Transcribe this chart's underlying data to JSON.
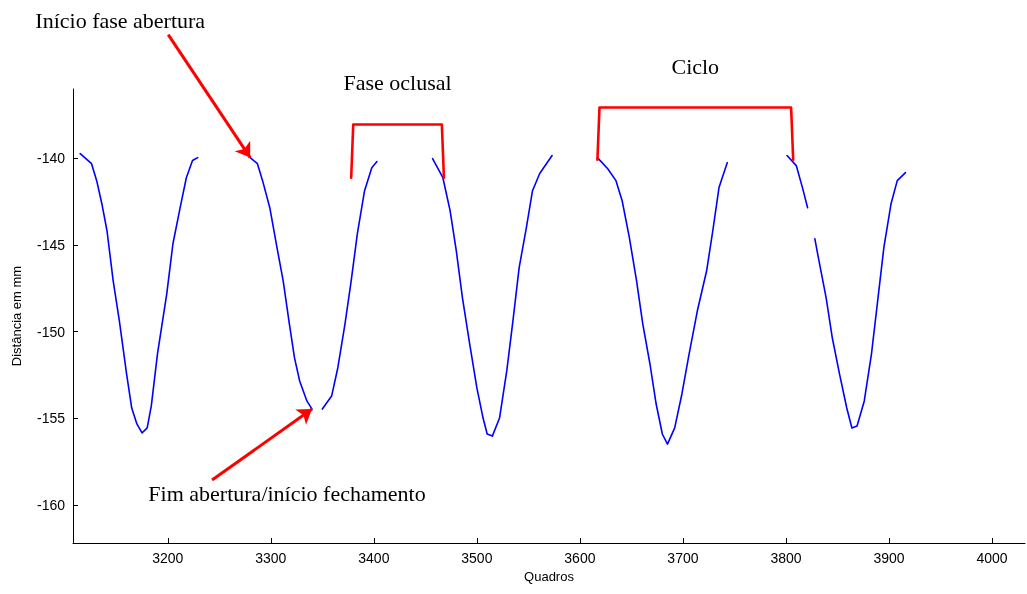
{
  "chart_data": {
    "type": "line",
    "xlabel": "Quadros",
    "ylabel": "Distância em mm",
    "xlim": [
      3108,
      4032
    ],
    "ylim": [
      -162.2,
      -136
    ],
    "xticks": [
      3200,
      3300,
      3400,
      3500,
      3600,
      3700,
      3800,
      3900,
      4000
    ],
    "yticks": [
      -160,
      -155,
      -150,
      -145,
      -140
    ],
    "grid": false,
    "marker": "none",
    "line_style": "solid",
    "series": [
      {
        "color": "#0000ff",
        "x": [
          3115,
          3126,
          3131,
          3136,
          3141,
          3147,
          3153,
          3160,
          3165,
          3170,
          3175,
          3180,
          3184,
          3190,
          3199,
          3205,
          3212,
          3218,
          3224,
          3229,
          3255,
          3280,
          3287,
          3292,
          3299,
          3306,
          3312,
          3318,
          3323,
          3328,
          3335,
          3340,
          3345,
          3350,
          3359,
          3365,
          3372,
          3378,
          3384,
          3391,
          3398,
          3403,
          3430,
          3457,
          3467,
          3474,
          3480,
          3486,
          3493,
          3500,
          3506,
          3510,
          3515,
          3522,
          3529,
          3535,
          3541,
          3548,
          3554,
          3561,
          3573,
          3595,
          3617,
          3627,
          3635,
          3641,
          3648,
          3655,
          3661,
          3668,
          3674,
          3680,
          3685,
          3692,
          3699,
          3706,
          3714,
          3723,
          3729,
          3735,
          3743,
          3770,
          3801,
          3810,
          3816,
          3821,
          3825,
          3828,
          3832,
          3839,
          3845,
          3852,
          3859,
          3864,
          3869,
          3876,
          3883,
          3889,
          3895,
          3902,
          3908,
          3916
        ],
        "values": [
          -139.73,
          -140.31,
          -141.29,
          -142.62,
          -144.18,
          -147.07,
          -149.38,
          -152.44,
          -154.41,
          -155.33,
          -155.85,
          -155.56,
          -154.29,
          -151.29,
          -147.82,
          -144.93,
          -142.85,
          -141.12,
          -140.13,
          -139.96,
          null,
          -139.96,
          -140.31,
          -141.29,
          -142.85,
          -145.16,
          -147.07,
          -149.55,
          -151.52,
          -152.85,
          -154.0,
          -154.47,
          null,
          -154.47,
          -153.72,
          -152.1,
          -149.55,
          -147.07,
          -144.35,
          -141.87,
          -140.54,
          -140.19,
          null,
          -140.02,
          -141.12,
          -143.02,
          -145.33,
          -148.05,
          -150.71,
          -153.25,
          -154.99,
          -155.91,
          -156.03,
          -154.99,
          -152.27,
          -149.38,
          -146.32,
          -144.01,
          -141.87,
          -140.88,
          -139.84,
          null,
          -139.96,
          -140.6,
          -141.29,
          -142.45,
          -144.58,
          -147.07,
          -149.55,
          -151.87,
          -154.18,
          -155.91,
          -156.49,
          -155.56,
          -153.6,
          -151.29,
          -148.8,
          -146.49,
          -144.18,
          -141.69,
          -140.25,
          null,
          -139.84,
          -140.42,
          -141.69,
          -142.85,
          null,
          -144.64,
          -145.91,
          -148.05,
          -150.37,
          -152.45,
          -154.41,
          -155.56,
          -155.45,
          -154.0,
          -151.29,
          -148.23,
          -145.16,
          -142.62,
          -141.29,
          -140.83
        ]
      },
      {
        "color": "#ff0000",
        "x": [
          3378,
          3380,
          3466,
          3468
        ],
        "values": [
          -141.12,
          -138.05,
          -138.05,
          -141.12
        ]
      },
      {
        "color": "#ff0000",
        "x": [
          3617,
          3619,
          3805,
          3807
        ],
        "values": [
          -140.08,
          -137.07,
          -137.07,
          -140.08
        ]
      }
    ],
    "annotations": [
      {
        "text": "Início fase abertura",
        "x": 3280,
        "y": -139.96
      },
      {
        "text": "Fim abertura/início fechamento",
        "x": 3340,
        "y": -154.47
      },
      {
        "text": "Fase oclusal",
        "x": 3423,
        "y": -138.05
      },
      {
        "text": "Ciclo",
        "x": 3712,
        "y": -137.07
      }
    ]
  }
}
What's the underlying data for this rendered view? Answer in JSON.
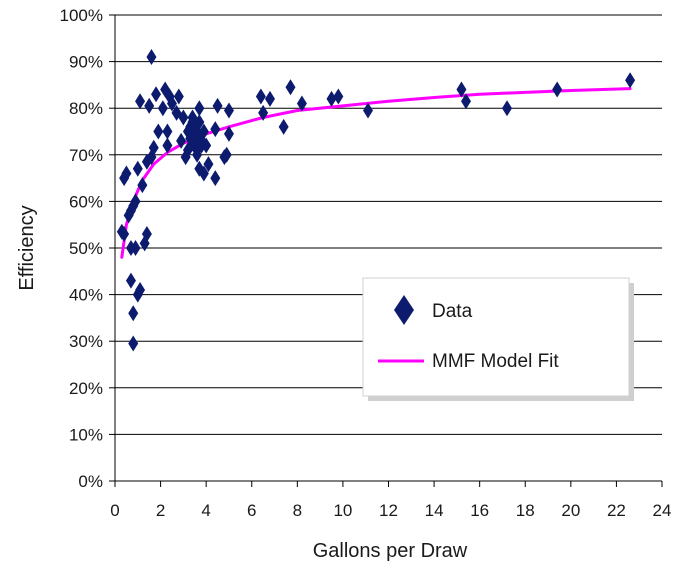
{
  "chart_data": {
    "type": "scatter",
    "xlabel": "Gallons per Draw",
    "ylabel": "Efficiency",
    "xlim": [
      0,
      24
    ],
    "ylim": [
      0,
      100
    ],
    "x_ticks": [
      "0",
      "2",
      "4",
      "6",
      "8",
      "10",
      "12",
      "14",
      "16",
      "18",
      "20",
      "22",
      "24"
    ],
    "y_ticks": [
      "0%",
      "10%",
      "20%",
      "30%",
      "40%",
      "50%",
      "60%",
      "70%",
      "80%",
      "90%",
      "100%"
    ],
    "grid": "horizontal",
    "legend_position": "center-right",
    "series": [
      {
        "name": "Data",
        "kind": "scatter",
        "marker": "diamond",
        "color": "#0d1b6e",
        "points": [
          [
            0.3,
            53.5
          ],
          [
            0.4,
            53
          ],
          [
            0.4,
            65
          ],
          [
            0.5,
            66
          ],
          [
            0.6,
            57
          ],
          [
            0.7,
            58
          ],
          [
            0.7,
            50
          ],
          [
            0.7,
            43
          ],
          [
            0.8,
            59
          ],
          [
            0.8,
            36
          ],
          [
            0.8,
            29.5
          ],
          [
            0.9,
            60
          ],
          [
            0.9,
            50
          ],
          [
            1.0,
            67
          ],
          [
            1.0,
            40
          ],
          [
            1.1,
            41
          ],
          [
            1.1,
            81.5
          ],
          [
            1.2,
            63.5
          ],
          [
            1.3,
            51
          ],
          [
            1.4,
            53
          ],
          [
            1.4,
            68.5
          ],
          [
            1.5,
            80.5
          ],
          [
            1.6,
            69.5
          ],
          [
            1.6,
            91
          ],
          [
            1.7,
            71.5
          ],
          [
            1.8,
            83
          ],
          [
            1.9,
            75
          ],
          [
            2.1,
            80
          ],
          [
            2.2,
            84
          ],
          [
            2.3,
            72
          ],
          [
            2.3,
            75
          ],
          [
            2.4,
            82.5
          ],
          [
            2.5,
            81
          ],
          [
            2.7,
            79
          ],
          [
            2.8,
            82.5
          ],
          [
            2.9,
            73
          ],
          [
            3.0,
            78
          ],
          [
            3.1,
            69.5
          ],
          [
            3.2,
            75
          ],
          [
            3.2,
            71
          ],
          [
            3.3,
            76
          ],
          [
            3.3,
            73.5
          ],
          [
            3.4,
            78
          ],
          [
            3.4,
            77
          ],
          [
            3.4,
            75
          ],
          [
            3.4,
            74
          ],
          [
            3.5,
            73
          ],
          [
            3.5,
            72
          ],
          [
            3.5,
            76
          ],
          [
            3.6,
            75
          ],
          [
            3.6,
            71
          ],
          [
            3.6,
            70
          ],
          [
            3.7,
            80
          ],
          [
            3.7,
            77
          ],
          [
            3.7,
            74
          ],
          [
            3.7,
            67
          ],
          [
            3.8,
            73
          ],
          [
            3.8,
            72
          ],
          [
            3.9,
            75
          ],
          [
            3.9,
            66
          ],
          [
            4.0,
            72
          ],
          [
            4.1,
            68
          ],
          [
            4.4,
            75.5
          ],
          [
            4.4,
            65
          ],
          [
            4.5,
            80.5
          ],
          [
            4.8,
            69.5
          ],
          [
            4.9,
            70
          ],
          [
            5.0,
            79.5
          ],
          [
            5.0,
            74.5
          ],
          [
            6.4,
            82.5
          ],
          [
            6.5,
            79
          ],
          [
            6.8,
            82
          ],
          [
            7.4,
            76
          ],
          [
            7.7,
            84.5
          ],
          [
            8.2,
            81
          ],
          [
            9.5,
            82
          ],
          [
            9.8,
            82.5
          ],
          [
            11.1,
            79.5
          ],
          [
            15.2,
            84
          ],
          [
            15.4,
            81.5
          ],
          [
            17.2,
            80
          ],
          [
            19.4,
            84
          ],
          [
            22.6,
            86
          ]
        ]
      },
      {
        "name": "MMF Model Fit",
        "kind": "line",
        "color": "#ff00ff",
        "points": [
          [
            0.3,
            48
          ],
          [
            0.5,
            55
          ],
          [
            0.8,
            60
          ],
          [
            1.2,
            64.5
          ],
          [
            1.7,
            68
          ],
          [
            2.3,
            70.5
          ],
          [
            3.0,
            72.5
          ],
          [
            4.0,
            74.5
          ],
          [
            5.0,
            76
          ],
          [
            6.5,
            78
          ],
          [
            8.0,
            79.5
          ],
          [
            10.0,
            80.5
          ],
          [
            12.0,
            81.5
          ],
          [
            14.0,
            82.3
          ],
          [
            16.0,
            83
          ],
          [
            18.0,
            83.4
          ],
          [
            20.0,
            83.8
          ],
          [
            22.6,
            84.2
          ]
        ]
      }
    ]
  }
}
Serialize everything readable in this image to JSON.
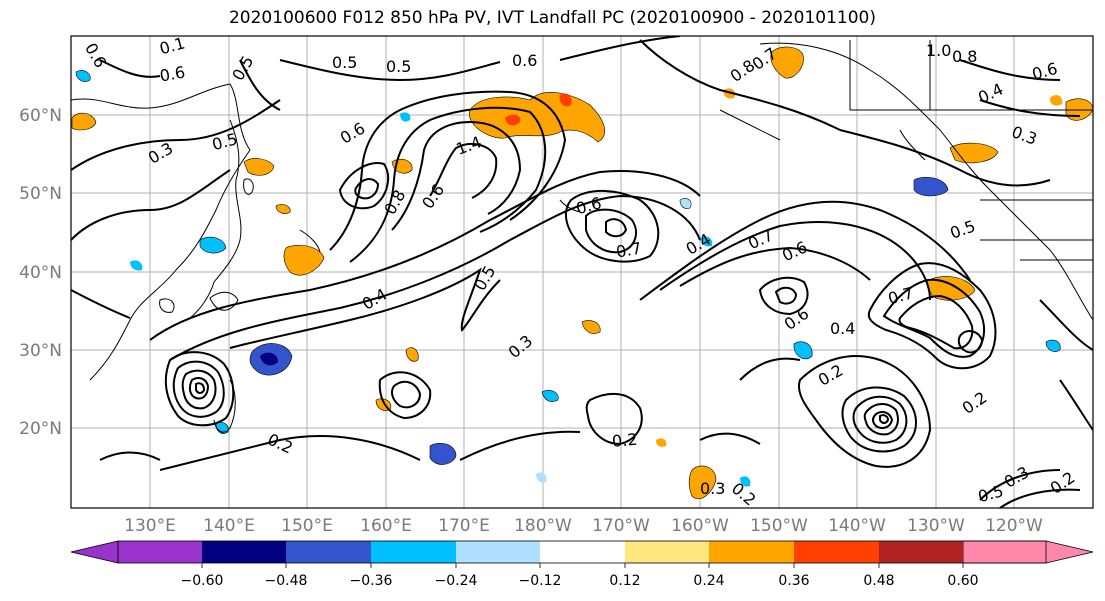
{
  "title": "2020100600 F012 850 hPa PV, IVT Landfall PC (2020100900 - 2020101100)",
  "lat_labels": [
    "60°N",
    "50°N",
    "40°N",
    "30°N",
    "20°N"
  ],
  "lon_labels": [
    "130°E",
    "140°E",
    "150°E",
    "160°E",
    "170°E",
    "180°W",
    "170°W",
    "160°W",
    "150°W",
    "140°W",
    "130°W",
    "120°W"
  ],
  "contour_labels": [
    {
      "text": "0.6"
    },
    {
      "text": "0.1"
    },
    {
      "text": "0.6"
    },
    {
      "text": "0.5"
    },
    {
      "text": "0.5"
    },
    {
      "text": "0.5"
    },
    {
      "text": "0.6"
    },
    {
      "text": "0.8"
    },
    {
      "text": "0.7"
    },
    {
      "text": "1.0"
    },
    {
      "text": "0.8"
    },
    {
      "text": "0.6"
    },
    {
      "text": "0.4"
    },
    {
      "text": "0.3"
    },
    {
      "text": "0.5"
    },
    {
      "text": "0.3"
    },
    {
      "text": "0.6"
    },
    {
      "text": "1.4"
    },
    {
      "text": "0.8"
    },
    {
      "text": "0.6"
    },
    {
      "text": "0.6"
    },
    {
      "text": "0.7"
    },
    {
      "text": "0.4"
    },
    {
      "text": "0.7"
    },
    {
      "text": "0.6"
    },
    {
      "text": "0.5"
    },
    {
      "text": "0.4"
    },
    {
      "text": "0.5"
    },
    {
      "text": "0.3"
    },
    {
      "text": "0.6"
    },
    {
      "text": "0.4"
    },
    {
      "text": "0.7"
    },
    {
      "text": "0.2"
    },
    {
      "text": "0.2"
    },
    {
      "text": "0.2"
    },
    {
      "text": "0.2"
    },
    {
      "text": "0.3"
    },
    {
      "text": "0.3"
    },
    {
      "text": "0.5"
    },
    {
      "text": "0.2"
    },
    {
      "text": "0.2"
    }
  ],
  "colorbar": {
    "colors": [
      "#9933cc",
      "#000080",
      "#3355cc",
      "#00bfff",
      "#b0e0ff",
      "#ffffff",
      "#ffe680",
      "#ffa500",
      "#ff4000",
      "#b22222",
      "#ff88aa"
    ],
    "tick_labels": [
      "−0.60",
      "−0.48",
      "−0.36",
      "−0.24",
      "−0.12",
      "0.12",
      "0.24",
      "0.36",
      "0.48",
      "0.60"
    ]
  }
}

» WORK TO DO: Return each line where "underlying" shows up.

» PROBLEM SOLUTION:
Transcribe this chart's underlying data to JSON.
What's the underlying data for this rendered view? Answer in JSON.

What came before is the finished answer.